> WHAT TO PRODUCE
From the listing below, pick out each line with the word "image".

> RECORDS PROVIDED

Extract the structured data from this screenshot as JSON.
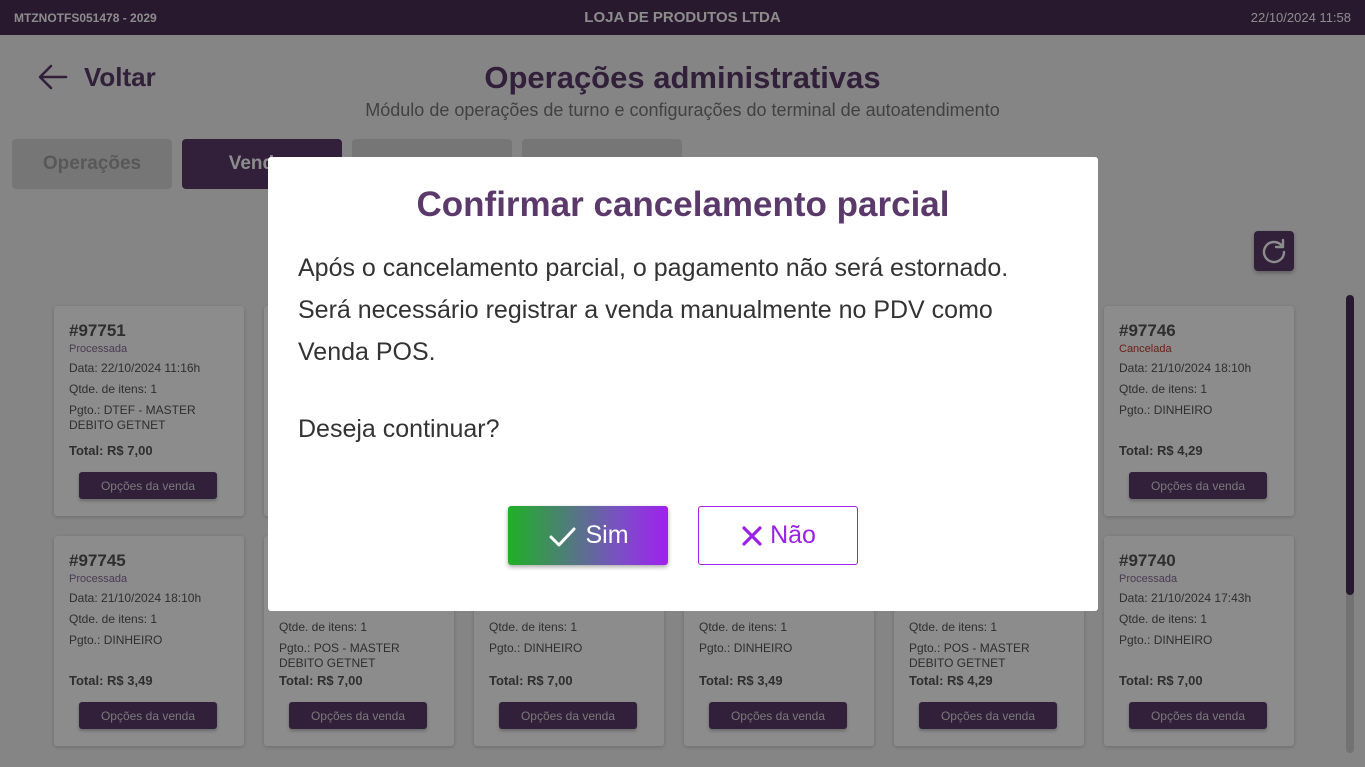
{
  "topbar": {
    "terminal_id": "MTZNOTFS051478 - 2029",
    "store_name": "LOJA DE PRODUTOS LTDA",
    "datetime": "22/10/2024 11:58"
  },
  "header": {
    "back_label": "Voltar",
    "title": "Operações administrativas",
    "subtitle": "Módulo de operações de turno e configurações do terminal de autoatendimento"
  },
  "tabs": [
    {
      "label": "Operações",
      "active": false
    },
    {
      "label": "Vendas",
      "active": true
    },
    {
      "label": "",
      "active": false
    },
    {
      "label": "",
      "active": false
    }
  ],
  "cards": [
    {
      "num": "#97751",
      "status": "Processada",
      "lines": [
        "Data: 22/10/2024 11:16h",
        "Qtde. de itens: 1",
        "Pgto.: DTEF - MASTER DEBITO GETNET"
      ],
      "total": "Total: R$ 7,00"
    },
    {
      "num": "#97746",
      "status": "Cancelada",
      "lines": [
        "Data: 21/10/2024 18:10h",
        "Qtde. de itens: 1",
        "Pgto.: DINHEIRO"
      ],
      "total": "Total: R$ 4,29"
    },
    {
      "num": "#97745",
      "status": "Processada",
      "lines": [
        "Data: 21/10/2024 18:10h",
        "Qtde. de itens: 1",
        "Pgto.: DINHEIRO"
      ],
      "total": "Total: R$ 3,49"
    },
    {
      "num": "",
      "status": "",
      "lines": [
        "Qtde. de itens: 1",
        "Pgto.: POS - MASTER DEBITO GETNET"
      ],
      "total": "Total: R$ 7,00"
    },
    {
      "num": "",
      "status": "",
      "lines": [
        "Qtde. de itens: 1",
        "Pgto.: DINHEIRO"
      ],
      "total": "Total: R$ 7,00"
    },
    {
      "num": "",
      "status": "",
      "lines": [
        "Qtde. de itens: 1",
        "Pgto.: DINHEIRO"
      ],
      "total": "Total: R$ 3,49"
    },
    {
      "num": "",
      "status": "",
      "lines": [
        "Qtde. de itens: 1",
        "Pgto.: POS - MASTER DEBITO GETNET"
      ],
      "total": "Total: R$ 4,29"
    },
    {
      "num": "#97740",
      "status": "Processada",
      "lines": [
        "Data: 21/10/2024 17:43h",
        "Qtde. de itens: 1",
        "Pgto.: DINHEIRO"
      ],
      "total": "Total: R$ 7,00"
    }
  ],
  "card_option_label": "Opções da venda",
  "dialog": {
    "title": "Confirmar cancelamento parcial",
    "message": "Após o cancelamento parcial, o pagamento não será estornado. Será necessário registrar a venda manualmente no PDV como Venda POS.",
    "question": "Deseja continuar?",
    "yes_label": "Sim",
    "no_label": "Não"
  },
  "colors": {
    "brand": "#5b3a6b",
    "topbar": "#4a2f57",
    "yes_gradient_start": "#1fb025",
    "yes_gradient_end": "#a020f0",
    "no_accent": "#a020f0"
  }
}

---

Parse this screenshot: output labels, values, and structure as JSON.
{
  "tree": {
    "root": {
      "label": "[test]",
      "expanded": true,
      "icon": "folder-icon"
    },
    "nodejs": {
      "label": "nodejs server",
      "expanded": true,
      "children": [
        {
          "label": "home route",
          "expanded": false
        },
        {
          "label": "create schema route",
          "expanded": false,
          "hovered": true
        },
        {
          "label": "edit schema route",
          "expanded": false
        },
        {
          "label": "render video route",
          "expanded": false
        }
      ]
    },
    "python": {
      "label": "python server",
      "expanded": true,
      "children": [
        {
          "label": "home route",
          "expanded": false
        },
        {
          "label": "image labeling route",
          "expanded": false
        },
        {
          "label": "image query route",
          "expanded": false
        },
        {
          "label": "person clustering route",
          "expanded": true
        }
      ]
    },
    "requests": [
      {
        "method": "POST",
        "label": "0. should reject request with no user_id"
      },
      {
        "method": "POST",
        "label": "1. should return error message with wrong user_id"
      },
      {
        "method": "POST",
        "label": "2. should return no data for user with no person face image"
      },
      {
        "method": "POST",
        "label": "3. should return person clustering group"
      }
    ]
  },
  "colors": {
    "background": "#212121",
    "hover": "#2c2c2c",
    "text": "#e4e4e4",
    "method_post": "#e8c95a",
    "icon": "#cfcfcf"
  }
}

==

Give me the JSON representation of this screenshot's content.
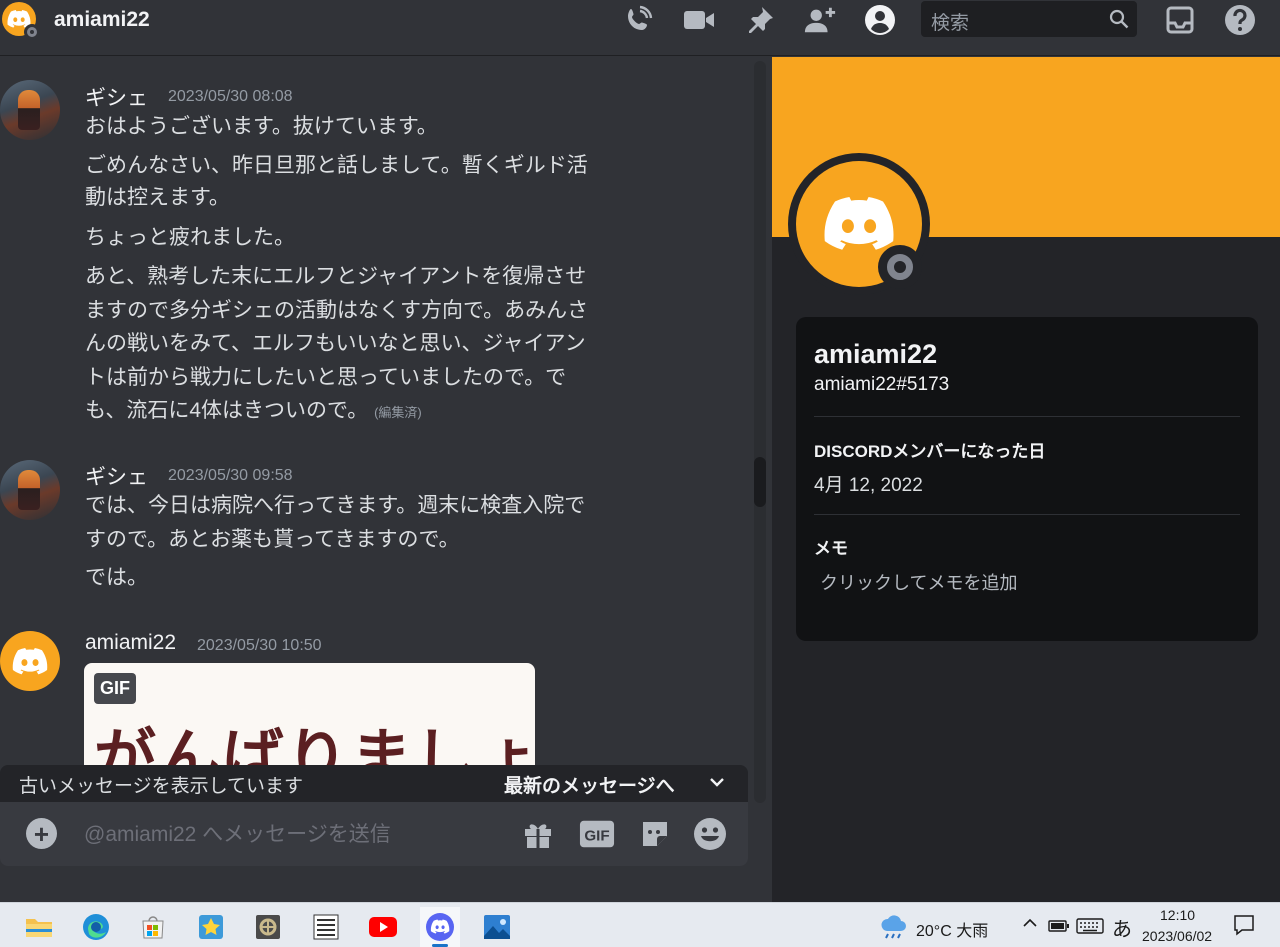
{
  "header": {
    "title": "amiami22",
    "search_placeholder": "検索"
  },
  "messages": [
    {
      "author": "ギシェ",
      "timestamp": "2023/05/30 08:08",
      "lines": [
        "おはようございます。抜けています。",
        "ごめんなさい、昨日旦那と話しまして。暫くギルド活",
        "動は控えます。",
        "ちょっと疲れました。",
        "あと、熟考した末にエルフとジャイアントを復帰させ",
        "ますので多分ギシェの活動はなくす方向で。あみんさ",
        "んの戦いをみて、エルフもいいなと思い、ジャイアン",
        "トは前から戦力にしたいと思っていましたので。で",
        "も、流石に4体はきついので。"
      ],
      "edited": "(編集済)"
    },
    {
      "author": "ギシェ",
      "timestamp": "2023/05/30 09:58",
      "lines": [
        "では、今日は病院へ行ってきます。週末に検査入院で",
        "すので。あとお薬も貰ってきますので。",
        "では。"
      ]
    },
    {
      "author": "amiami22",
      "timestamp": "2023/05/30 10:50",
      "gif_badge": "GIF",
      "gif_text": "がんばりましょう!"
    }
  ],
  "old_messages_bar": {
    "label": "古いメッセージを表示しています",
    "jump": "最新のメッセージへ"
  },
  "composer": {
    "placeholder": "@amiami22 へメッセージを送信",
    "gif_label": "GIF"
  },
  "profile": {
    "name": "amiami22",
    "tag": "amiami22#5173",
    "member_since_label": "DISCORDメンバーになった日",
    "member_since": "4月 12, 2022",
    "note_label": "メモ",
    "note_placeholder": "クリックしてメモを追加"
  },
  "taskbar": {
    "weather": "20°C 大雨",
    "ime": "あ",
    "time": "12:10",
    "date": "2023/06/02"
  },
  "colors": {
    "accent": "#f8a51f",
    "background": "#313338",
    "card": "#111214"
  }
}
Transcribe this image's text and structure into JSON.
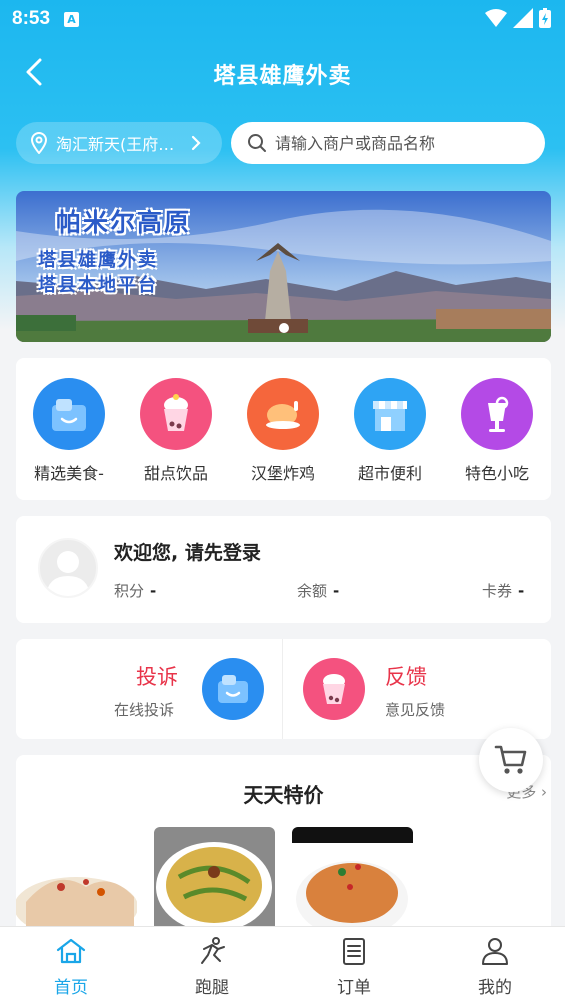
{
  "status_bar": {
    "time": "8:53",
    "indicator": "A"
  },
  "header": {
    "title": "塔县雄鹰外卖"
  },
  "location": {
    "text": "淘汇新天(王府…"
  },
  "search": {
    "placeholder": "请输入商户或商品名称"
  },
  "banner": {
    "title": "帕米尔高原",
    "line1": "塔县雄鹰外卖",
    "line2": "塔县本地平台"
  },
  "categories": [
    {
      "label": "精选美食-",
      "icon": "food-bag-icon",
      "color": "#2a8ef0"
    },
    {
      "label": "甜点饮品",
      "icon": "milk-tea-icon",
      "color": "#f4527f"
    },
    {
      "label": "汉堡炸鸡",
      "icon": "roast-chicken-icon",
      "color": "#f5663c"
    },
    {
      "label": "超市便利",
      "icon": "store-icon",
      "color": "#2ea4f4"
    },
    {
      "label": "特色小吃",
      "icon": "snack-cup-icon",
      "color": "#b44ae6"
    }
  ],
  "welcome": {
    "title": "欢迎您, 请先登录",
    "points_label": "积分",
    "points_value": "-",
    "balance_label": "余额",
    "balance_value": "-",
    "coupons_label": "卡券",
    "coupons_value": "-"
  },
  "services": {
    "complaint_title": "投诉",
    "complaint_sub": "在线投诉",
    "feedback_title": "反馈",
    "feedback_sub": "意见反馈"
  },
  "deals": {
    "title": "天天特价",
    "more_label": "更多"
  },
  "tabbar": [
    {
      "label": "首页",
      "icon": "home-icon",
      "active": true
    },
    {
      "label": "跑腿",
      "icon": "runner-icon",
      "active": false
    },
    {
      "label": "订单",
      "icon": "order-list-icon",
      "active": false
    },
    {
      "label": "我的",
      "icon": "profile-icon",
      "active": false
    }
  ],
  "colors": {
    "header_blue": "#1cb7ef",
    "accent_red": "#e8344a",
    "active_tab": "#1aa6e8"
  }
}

> RESPONSE BELOW
          "label": "image labeling route",
          "label": "image query route",
        "label": "2. should return no data for user with no person face image"
Transcribe this image's text and structure into JSON.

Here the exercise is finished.